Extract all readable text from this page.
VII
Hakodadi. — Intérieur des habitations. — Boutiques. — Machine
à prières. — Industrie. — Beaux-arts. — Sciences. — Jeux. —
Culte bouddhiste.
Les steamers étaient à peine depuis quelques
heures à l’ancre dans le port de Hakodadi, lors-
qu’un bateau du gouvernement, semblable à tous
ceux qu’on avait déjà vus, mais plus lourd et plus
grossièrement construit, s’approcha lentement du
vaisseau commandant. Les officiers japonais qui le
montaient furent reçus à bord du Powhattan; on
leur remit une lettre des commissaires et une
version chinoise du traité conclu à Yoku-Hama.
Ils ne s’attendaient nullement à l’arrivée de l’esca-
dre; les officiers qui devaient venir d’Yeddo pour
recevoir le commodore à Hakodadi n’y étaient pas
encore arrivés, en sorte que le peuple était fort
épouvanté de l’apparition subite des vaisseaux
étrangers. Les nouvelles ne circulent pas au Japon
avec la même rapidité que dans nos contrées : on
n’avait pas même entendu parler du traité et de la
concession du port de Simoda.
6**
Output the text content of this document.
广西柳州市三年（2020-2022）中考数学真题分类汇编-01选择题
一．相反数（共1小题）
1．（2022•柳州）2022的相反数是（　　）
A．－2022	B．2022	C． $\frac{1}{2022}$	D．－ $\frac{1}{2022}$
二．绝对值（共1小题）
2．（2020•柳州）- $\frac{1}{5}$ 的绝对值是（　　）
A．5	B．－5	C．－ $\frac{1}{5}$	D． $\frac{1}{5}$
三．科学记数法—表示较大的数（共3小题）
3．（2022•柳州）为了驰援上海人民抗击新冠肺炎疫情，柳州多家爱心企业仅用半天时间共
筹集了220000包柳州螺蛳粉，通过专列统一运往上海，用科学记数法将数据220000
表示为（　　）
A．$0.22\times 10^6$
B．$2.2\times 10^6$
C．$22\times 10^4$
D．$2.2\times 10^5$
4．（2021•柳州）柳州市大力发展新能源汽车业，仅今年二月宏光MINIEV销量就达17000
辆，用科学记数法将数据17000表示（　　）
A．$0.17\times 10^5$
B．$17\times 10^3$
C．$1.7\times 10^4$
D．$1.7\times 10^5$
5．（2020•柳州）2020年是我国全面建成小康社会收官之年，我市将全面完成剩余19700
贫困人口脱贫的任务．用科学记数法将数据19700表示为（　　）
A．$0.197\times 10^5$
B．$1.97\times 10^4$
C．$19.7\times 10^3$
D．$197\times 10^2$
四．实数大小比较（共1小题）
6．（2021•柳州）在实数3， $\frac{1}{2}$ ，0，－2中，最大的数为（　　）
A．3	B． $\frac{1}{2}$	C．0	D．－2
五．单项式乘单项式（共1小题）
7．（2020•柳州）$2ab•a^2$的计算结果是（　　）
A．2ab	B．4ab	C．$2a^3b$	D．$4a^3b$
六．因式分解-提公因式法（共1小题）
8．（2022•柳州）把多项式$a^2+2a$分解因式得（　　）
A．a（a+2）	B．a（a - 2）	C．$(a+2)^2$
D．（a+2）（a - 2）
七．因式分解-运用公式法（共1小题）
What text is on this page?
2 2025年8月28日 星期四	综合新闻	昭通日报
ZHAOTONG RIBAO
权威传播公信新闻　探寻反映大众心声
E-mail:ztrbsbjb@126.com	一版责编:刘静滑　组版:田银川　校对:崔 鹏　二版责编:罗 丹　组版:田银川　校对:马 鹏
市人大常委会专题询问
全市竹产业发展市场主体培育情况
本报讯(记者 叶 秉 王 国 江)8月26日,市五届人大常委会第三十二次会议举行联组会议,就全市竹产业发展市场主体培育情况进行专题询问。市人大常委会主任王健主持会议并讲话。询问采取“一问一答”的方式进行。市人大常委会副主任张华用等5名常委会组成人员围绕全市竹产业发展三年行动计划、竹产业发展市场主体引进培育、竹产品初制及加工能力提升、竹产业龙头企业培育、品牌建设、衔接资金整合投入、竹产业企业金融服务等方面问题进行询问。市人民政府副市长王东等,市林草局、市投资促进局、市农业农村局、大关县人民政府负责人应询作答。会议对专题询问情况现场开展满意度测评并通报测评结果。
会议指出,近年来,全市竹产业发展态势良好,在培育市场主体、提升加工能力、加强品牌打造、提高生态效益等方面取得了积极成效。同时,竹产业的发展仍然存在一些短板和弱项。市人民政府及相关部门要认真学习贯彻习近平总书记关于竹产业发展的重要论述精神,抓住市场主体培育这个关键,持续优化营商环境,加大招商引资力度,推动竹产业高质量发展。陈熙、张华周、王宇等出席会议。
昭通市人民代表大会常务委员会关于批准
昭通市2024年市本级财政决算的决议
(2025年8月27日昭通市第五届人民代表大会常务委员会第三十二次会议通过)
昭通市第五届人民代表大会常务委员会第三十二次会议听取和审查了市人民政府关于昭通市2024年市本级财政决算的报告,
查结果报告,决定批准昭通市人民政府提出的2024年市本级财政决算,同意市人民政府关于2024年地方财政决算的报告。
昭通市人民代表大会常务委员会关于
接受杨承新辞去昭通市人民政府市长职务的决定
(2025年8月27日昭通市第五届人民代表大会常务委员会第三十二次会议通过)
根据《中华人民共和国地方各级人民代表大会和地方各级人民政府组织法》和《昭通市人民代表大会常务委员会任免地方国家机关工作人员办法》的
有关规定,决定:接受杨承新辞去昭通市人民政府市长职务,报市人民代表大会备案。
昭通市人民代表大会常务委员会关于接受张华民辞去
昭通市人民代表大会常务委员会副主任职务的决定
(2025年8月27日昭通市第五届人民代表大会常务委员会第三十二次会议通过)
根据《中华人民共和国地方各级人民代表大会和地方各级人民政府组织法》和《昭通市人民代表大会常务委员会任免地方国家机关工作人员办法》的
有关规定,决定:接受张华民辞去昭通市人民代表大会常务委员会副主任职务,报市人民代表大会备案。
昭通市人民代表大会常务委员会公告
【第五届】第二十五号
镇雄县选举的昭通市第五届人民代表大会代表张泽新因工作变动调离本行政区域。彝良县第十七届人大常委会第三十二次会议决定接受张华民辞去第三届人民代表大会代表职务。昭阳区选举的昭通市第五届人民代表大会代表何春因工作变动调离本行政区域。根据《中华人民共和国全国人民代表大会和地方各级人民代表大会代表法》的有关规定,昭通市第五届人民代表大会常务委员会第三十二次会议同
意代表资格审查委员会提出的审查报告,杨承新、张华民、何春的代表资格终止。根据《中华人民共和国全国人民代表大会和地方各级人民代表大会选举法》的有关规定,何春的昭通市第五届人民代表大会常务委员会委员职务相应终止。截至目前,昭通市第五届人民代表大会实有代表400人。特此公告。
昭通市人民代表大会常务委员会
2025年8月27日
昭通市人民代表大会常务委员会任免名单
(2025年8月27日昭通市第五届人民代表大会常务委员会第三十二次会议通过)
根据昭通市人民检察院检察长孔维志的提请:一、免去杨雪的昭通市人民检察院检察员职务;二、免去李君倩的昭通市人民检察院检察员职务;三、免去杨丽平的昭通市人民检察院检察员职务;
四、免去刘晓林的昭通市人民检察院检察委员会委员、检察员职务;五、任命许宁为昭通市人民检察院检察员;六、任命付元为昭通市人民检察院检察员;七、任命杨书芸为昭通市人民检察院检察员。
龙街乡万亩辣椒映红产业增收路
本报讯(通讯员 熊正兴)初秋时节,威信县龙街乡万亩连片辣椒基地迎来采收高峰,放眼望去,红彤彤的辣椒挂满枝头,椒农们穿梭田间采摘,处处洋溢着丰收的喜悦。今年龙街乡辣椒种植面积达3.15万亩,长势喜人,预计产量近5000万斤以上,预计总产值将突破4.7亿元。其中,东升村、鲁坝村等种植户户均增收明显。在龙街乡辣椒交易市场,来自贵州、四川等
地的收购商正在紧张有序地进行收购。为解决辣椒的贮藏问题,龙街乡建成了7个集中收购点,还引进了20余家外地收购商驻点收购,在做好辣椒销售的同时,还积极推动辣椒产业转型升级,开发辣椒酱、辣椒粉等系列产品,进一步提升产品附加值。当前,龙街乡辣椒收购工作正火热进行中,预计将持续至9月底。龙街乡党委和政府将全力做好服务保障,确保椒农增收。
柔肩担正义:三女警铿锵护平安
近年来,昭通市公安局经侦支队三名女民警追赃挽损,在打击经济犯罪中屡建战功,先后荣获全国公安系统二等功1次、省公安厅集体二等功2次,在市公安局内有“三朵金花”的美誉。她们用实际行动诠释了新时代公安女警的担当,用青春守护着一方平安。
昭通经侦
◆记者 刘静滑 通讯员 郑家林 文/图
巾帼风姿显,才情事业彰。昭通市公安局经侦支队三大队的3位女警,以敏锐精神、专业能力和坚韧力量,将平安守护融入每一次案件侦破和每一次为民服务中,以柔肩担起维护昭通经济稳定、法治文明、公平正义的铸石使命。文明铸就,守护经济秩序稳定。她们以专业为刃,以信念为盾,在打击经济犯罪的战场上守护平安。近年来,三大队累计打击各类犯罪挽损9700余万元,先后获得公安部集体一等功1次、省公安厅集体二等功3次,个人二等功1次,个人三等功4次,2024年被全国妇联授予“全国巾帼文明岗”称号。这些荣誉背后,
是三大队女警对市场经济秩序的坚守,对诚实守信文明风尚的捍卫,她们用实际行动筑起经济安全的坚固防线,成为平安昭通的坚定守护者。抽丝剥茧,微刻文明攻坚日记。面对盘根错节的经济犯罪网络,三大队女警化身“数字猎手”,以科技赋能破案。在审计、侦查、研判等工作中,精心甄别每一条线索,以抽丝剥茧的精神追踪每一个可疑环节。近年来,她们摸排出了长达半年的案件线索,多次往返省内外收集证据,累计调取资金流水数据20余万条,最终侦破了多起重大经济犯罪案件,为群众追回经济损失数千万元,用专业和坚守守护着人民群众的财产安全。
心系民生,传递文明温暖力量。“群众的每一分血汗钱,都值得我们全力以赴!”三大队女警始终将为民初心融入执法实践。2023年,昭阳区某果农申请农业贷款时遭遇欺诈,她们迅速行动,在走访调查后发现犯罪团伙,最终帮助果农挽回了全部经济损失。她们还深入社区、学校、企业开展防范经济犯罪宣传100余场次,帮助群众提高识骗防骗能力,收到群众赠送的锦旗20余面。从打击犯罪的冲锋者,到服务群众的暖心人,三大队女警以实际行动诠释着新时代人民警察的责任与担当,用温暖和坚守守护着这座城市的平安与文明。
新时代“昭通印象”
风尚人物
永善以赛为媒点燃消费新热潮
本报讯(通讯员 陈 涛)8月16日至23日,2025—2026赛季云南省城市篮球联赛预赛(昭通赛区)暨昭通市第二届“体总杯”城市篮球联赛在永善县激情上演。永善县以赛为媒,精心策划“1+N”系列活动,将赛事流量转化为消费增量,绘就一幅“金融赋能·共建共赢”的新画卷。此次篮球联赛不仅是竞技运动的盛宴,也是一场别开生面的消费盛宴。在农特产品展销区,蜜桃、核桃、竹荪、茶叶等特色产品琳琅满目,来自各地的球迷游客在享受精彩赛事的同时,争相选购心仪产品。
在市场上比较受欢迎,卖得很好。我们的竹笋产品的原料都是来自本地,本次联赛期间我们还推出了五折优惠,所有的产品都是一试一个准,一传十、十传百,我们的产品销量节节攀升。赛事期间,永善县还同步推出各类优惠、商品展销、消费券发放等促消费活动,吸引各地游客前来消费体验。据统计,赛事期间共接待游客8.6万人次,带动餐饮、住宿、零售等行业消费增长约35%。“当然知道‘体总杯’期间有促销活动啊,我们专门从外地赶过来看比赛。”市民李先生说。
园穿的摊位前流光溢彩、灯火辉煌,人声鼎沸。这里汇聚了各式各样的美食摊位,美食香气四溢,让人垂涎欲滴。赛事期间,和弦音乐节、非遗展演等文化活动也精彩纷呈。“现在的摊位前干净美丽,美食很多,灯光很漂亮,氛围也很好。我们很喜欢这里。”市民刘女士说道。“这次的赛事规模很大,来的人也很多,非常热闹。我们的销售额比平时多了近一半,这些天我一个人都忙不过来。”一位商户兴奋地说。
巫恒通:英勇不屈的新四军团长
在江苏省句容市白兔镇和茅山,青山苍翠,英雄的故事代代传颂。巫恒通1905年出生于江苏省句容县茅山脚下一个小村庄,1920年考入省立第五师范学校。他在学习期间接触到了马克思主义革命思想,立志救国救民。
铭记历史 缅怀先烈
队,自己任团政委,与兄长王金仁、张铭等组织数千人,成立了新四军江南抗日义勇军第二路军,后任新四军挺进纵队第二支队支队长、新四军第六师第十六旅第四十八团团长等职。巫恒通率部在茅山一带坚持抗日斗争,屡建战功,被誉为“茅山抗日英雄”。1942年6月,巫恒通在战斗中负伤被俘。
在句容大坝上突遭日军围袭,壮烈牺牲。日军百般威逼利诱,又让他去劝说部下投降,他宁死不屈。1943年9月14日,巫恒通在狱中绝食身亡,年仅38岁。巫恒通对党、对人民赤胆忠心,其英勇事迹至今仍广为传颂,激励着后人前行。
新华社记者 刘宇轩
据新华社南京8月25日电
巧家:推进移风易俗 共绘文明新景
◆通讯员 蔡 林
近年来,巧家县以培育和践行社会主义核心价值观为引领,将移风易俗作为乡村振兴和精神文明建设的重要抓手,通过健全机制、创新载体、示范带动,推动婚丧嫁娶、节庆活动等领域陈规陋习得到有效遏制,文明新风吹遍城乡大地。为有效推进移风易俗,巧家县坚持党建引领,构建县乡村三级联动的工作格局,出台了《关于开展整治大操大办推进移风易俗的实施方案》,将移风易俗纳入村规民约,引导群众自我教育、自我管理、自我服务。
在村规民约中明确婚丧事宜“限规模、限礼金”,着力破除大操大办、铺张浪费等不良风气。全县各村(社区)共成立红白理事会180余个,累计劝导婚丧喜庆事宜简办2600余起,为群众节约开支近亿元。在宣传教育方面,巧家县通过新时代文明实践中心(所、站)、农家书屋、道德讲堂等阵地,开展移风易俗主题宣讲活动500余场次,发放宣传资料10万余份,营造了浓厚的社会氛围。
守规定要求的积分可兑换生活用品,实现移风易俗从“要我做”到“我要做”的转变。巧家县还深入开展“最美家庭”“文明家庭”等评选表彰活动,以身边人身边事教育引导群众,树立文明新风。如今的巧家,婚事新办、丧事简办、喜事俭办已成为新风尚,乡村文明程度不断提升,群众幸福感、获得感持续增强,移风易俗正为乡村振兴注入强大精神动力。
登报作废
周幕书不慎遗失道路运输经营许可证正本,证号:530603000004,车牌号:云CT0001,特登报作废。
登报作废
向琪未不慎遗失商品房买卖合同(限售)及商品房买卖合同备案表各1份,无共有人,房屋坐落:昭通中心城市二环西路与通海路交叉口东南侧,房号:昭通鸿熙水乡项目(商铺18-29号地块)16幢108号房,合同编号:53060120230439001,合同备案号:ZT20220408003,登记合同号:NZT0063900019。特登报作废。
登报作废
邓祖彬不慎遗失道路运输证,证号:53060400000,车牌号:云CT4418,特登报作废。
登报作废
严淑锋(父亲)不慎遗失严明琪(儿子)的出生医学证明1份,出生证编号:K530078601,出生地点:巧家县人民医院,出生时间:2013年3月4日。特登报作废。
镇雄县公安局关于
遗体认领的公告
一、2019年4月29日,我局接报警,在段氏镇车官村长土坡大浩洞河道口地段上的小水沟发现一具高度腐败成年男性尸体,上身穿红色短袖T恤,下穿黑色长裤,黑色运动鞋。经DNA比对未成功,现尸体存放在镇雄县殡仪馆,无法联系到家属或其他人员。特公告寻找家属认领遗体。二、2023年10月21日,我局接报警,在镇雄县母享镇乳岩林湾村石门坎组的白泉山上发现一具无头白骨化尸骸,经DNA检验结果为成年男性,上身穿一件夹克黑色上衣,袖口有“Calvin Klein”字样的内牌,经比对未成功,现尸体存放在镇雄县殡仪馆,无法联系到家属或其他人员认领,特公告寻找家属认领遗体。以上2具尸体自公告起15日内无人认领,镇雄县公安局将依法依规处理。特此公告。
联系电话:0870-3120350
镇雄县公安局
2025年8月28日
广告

+++++

• **Problem statement**
Work through the listing above and report how many lines include the string "this", with no other text.

• **Task answer**
3